** start of INFORMATION SHOWN **
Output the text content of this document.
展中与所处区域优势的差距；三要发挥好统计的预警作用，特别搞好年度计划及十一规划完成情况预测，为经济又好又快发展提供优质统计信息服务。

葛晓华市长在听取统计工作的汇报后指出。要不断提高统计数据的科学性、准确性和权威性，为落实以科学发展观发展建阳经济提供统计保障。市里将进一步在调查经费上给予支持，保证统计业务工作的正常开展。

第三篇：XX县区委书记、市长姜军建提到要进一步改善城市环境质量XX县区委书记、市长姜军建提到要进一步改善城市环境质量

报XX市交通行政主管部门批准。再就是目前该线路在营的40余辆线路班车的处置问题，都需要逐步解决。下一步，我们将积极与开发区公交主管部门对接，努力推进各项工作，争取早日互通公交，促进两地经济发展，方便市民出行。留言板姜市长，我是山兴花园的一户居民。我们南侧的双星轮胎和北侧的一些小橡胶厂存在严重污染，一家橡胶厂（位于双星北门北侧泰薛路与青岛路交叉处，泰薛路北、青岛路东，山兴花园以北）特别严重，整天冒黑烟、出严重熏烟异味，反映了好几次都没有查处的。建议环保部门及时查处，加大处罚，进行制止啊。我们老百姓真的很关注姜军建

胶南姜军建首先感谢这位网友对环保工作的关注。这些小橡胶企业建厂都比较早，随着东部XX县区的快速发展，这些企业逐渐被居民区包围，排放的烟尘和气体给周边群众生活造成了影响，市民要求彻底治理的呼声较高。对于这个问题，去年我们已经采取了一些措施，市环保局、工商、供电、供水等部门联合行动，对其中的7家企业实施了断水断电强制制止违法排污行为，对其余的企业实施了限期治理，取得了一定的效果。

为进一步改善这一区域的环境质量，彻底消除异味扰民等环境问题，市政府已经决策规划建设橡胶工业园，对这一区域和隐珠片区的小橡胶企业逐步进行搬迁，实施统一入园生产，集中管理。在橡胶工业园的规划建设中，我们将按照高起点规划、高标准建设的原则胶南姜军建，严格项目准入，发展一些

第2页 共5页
** end of INFORMATION SHOWN **
** start of INFORMATION SHOWN **
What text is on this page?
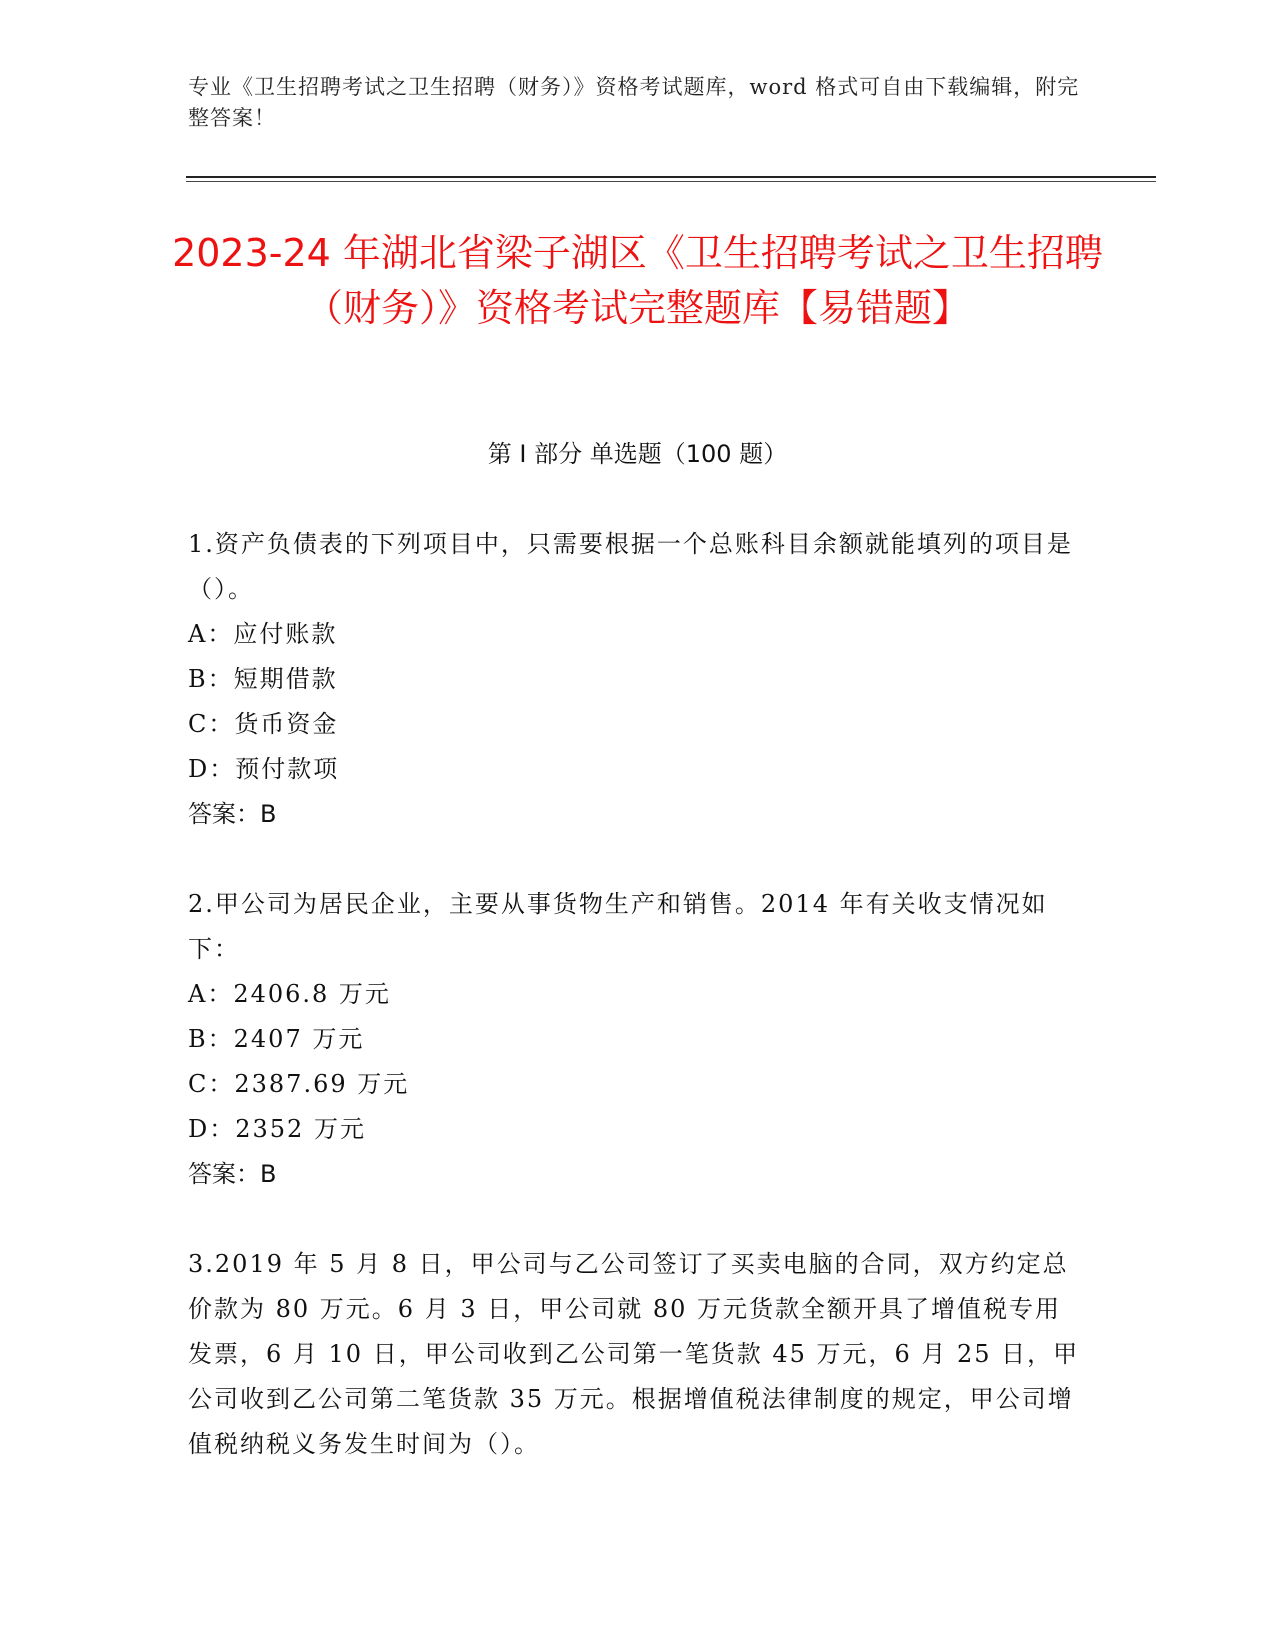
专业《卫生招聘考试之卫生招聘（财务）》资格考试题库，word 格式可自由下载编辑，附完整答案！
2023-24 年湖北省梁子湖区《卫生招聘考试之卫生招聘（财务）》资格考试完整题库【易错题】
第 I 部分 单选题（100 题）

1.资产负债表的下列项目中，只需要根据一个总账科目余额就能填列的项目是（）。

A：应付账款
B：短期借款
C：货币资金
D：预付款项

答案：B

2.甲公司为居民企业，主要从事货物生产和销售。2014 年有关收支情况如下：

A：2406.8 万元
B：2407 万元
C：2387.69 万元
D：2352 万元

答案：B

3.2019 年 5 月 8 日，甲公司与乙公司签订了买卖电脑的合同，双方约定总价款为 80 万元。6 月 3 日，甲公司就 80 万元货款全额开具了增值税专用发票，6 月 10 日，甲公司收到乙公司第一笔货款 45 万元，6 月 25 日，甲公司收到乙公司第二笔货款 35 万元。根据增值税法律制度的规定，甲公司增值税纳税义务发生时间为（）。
** end of INFORMATION SHOWN **
** start of INFORMATION SHOWN **
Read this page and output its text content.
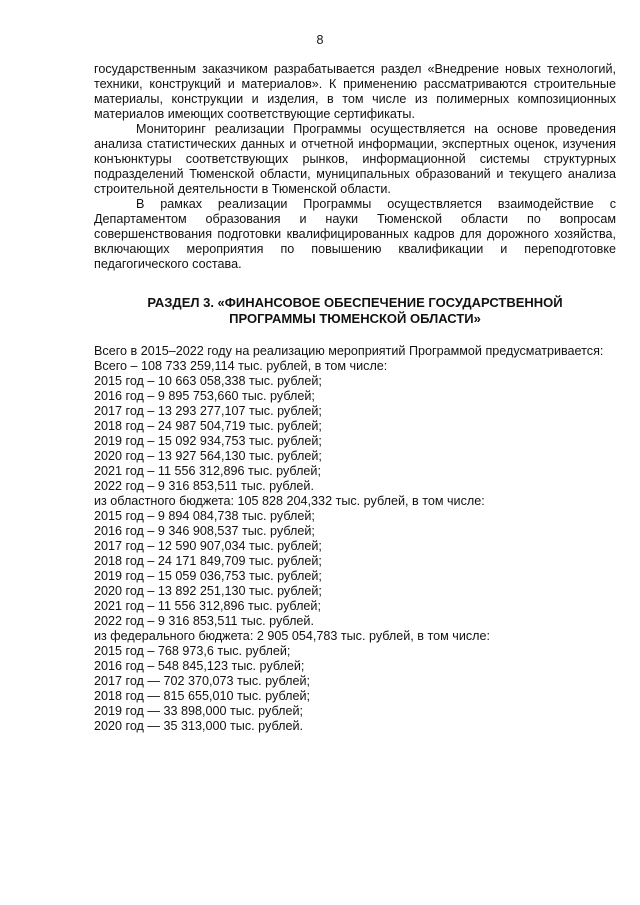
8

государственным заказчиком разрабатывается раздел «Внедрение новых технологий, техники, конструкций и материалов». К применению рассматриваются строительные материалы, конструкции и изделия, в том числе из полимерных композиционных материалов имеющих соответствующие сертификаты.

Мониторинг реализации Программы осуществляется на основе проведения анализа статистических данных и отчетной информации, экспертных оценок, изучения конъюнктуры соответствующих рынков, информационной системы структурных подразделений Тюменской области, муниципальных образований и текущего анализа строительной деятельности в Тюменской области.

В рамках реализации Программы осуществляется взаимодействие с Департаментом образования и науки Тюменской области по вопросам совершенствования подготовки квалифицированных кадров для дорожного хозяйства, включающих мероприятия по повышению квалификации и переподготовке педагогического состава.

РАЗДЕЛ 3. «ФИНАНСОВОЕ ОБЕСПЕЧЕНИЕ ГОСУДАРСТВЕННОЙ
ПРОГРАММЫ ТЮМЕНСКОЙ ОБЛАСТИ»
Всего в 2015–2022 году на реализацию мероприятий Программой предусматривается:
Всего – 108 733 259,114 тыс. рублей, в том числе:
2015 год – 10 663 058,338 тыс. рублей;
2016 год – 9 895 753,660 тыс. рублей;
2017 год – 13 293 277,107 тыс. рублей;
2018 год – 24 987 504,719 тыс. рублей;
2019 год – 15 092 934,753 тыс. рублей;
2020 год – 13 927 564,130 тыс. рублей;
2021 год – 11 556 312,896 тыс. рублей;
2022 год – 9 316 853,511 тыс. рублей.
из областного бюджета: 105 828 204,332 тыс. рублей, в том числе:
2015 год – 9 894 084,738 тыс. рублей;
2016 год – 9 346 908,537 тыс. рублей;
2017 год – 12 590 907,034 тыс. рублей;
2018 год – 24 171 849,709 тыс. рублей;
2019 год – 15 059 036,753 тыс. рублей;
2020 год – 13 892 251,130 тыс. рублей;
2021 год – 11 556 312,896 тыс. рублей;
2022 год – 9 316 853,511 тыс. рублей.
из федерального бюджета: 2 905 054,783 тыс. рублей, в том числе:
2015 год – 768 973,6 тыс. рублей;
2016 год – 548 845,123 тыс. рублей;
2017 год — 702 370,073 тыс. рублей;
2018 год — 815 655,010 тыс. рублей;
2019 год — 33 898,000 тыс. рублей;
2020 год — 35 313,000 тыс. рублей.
** end of INFORMATION SHOWN **
→ WORK REQUIRED
Looking at the entries above, state how many lines contain "бюджета"; give the number alone.

→ RESPONSE TO THIS TASK
2